(Recorded data)
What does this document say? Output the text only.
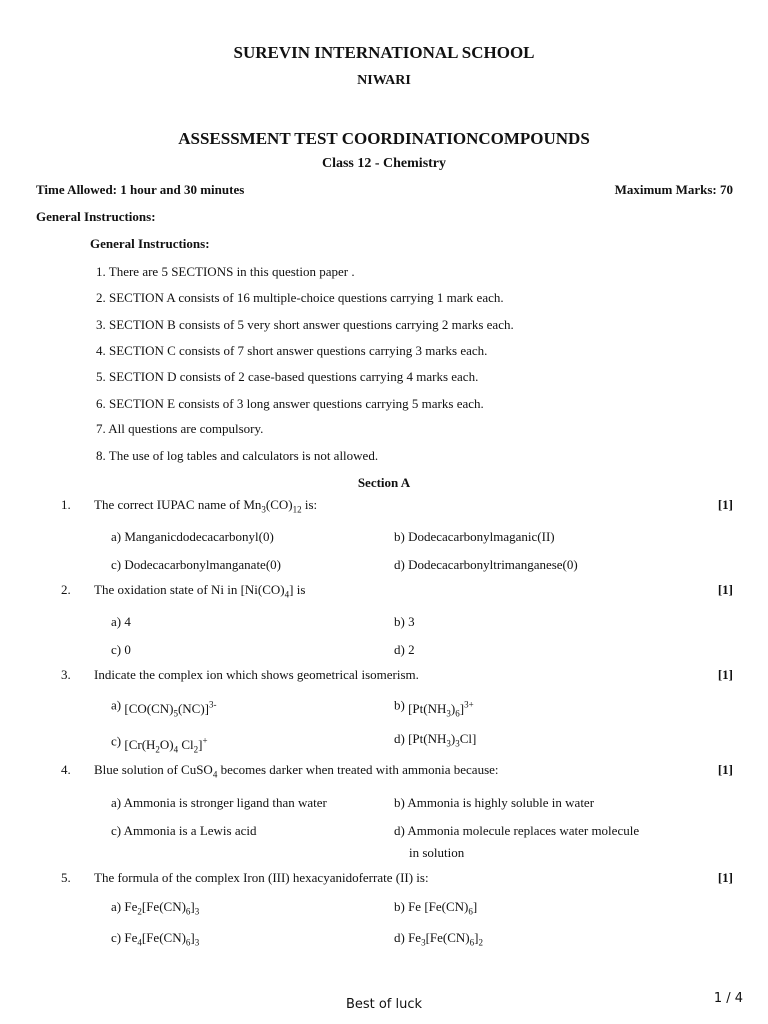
SUREVIN INTERNATIONAL SCHOOL
NIWARI
ASSESSMENT TEST COORDINATIONCOMPOUNDS
Class 12 - Chemistry
Time Allowed: 1 hour and 30 minutes	Maximum Marks: 70
General Instructions:
General Instructions:
1. There are 5 SECTIONS in this question paper .
2. SECTION A consists of 16 multiple-choice questions carrying 1 mark each.
3. SECTION B consists of 5 very short answer questions carrying 2 marks each.
4. SECTION C consists of 7 short answer questions carrying 3 marks each.
5. SECTION D consists of 2 case-based questions carrying 4 marks each.
6. SECTION E consists of 3 long answer questions carrying 5 marks each.
7. All questions are compulsory.
8. The use of log tables and calculators is not allowed.
Section A
1. The correct IUPAC name of $Mn_3(CO)_{12}$ is:	[1]
a) Manganicdodecacarbonyl(0)	b) Dodecacarbonylmaganic(II)
c) Dodecacarbonylmanganate(0)	d) Dodecacarbonyltrimanganese(0)
2. The oxidation state of Ni in $[Ni(CO)_4]$ is	[1]
a) 4	b) 3
c) 0	d) 2
3. Indicate the complex ion which shows geometrical isomerism.	[1]
a) $[CO(CN)_5(NC)]^{3-}$	b) $[Pt(NH_3)_6]^{3+}$
c) [$Cr(H_2O)_4$ $Cl_2]^+$	d) $[Pt(NH_3)_3Cl]$
4. Blue solution of CuSO$_4$ becomes darker when treated with ammonia because:	[1]
a) Ammonia is stronger ligand than water	b) Ammonia is highly soluble in water
c) Ammonia is a Lewis acid	d) Ammonia molecule replaces water molecule
in solution
5. The formula of the complex Iron (III) hexacyanidoferrate (II) is:	[1]
a) $Fe_2[Fe(CN)_6]_3$	b) Fe $[Fe(CN)_6]$
c) $Fe_4[Fe(CN)_6]_3$	d) $Fe_3[Fe(CN)_6]_2$
Best of luck	1 / 4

* [YOUR INSTRUCTIONS]: Where a line above includes "solution", copy that line.

* [EXERCISE ANSWER]:
4. Blue solution of CuSO$_4$ becomes darker when treated with ammonia because:	[1]
in solution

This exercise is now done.